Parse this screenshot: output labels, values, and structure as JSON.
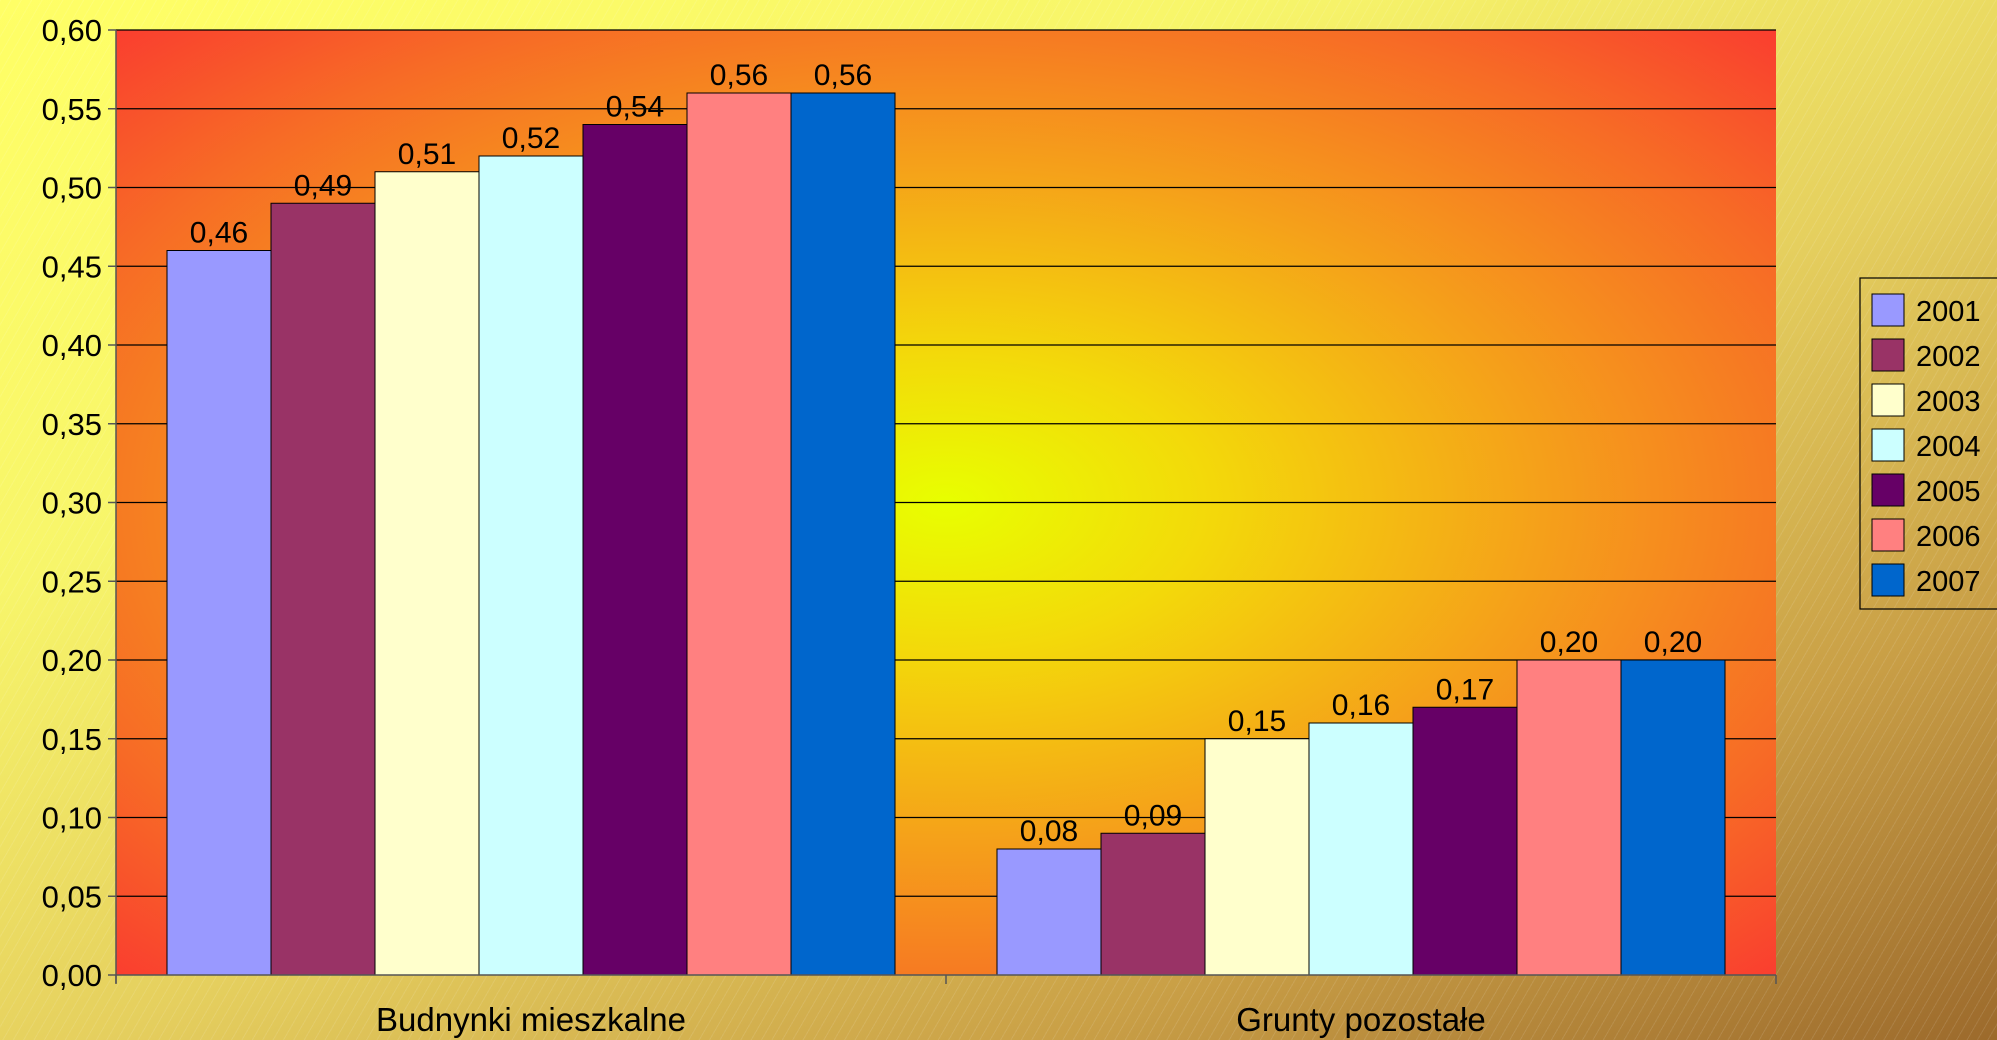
{
  "chart_data": {
    "type": "bar",
    "title": "",
    "xlabel": "",
    "ylabel": "",
    "categories": [
      "Budnynki mieszkalne",
      "Grunty pozostałe"
    ],
    "series": [
      {
        "name": "2001",
        "values": [
          0.46,
          0.08
        ],
        "labels": [
          "0,46",
          "0,08"
        ],
        "color": "#9999ff"
      },
      {
        "name": "2002",
        "values": [
          0.49,
          0.09
        ],
        "labels": [
          "0,49",
          "0,09"
        ],
        "color": "#993366"
      },
      {
        "name": "2003",
        "values": [
          0.51,
          0.15
        ],
        "labels": [
          "0,51",
          "0,15"
        ],
        "color": "#ffffcc"
      },
      {
        "name": "2004",
        "values": [
          0.52,
          0.16
        ],
        "labels": [
          "0,52",
          "0,16"
        ],
        "color": "#ccffff"
      },
      {
        "name": "2005",
        "values": [
          0.54,
          0.17
        ],
        "labels": [
          "0,54",
          "0,17"
        ],
        "color": "#660066"
      },
      {
        "name": "2006",
        "values": [
          0.56,
          0.2
        ],
        "labels": [
          "0,56",
          "0,20"
        ],
        "color": "#ff8080"
      },
      {
        "name": "2007",
        "values": [
          0.56,
          0.2
        ],
        "labels": [
          "0,56",
          "0,20"
        ],
        "color": "#0066cc"
      }
    ],
    "ylim": [
      0,
      0.6
    ],
    "yticks": [
      0,
      0.05,
      0.1,
      0.15,
      0.2,
      0.25,
      0.3,
      0.35,
      0.4,
      0.45,
      0.5,
      0.55,
      0.6
    ],
    "ytick_labels": [
      "0,00",
      "0,05",
      "0,10",
      "0,15",
      "0,20",
      "0,25",
      "0,30",
      "0,35",
      "0,40",
      "0,45",
      "0,50",
      "0,55",
      "0,60"
    ],
    "grid": true,
    "legend_position": "right",
    "plot_background": "radial gradient, yellow center to red edges"
  }
}
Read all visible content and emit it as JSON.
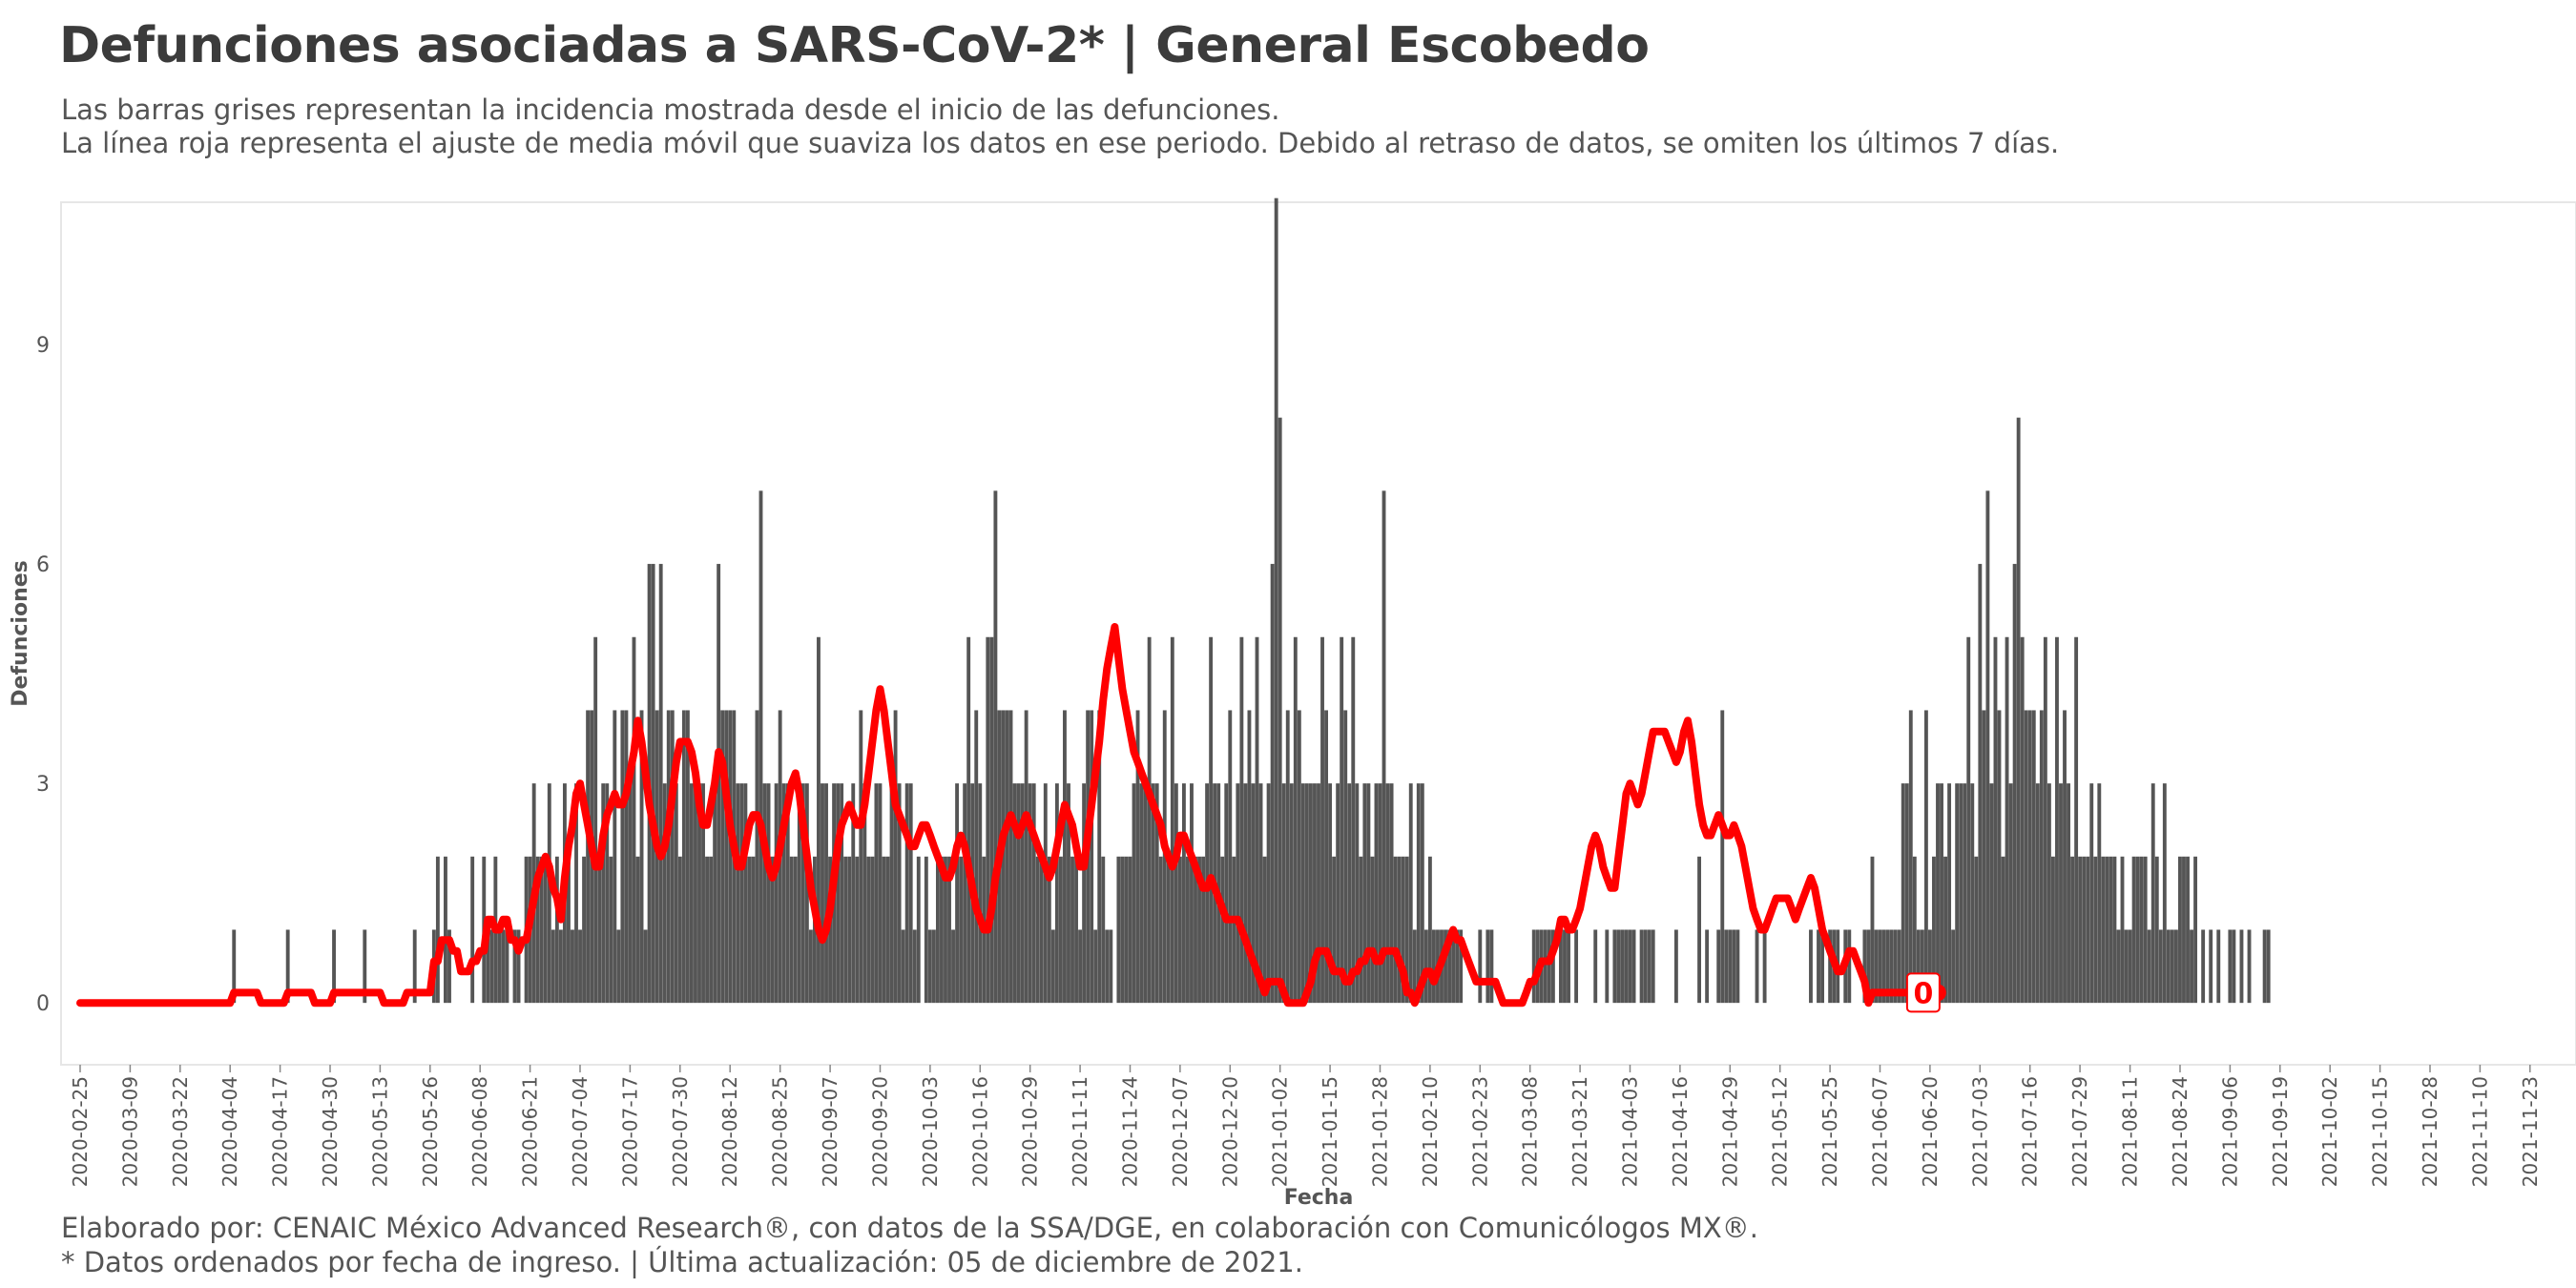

● **Work to be completed**
Gather up every line in the data above that contains the word "JSON", copying each one.

● **Response for this exercise**
Parse this screenshot: output labels, values, and structure as JSON.
Read all visible content and emit it as JSON.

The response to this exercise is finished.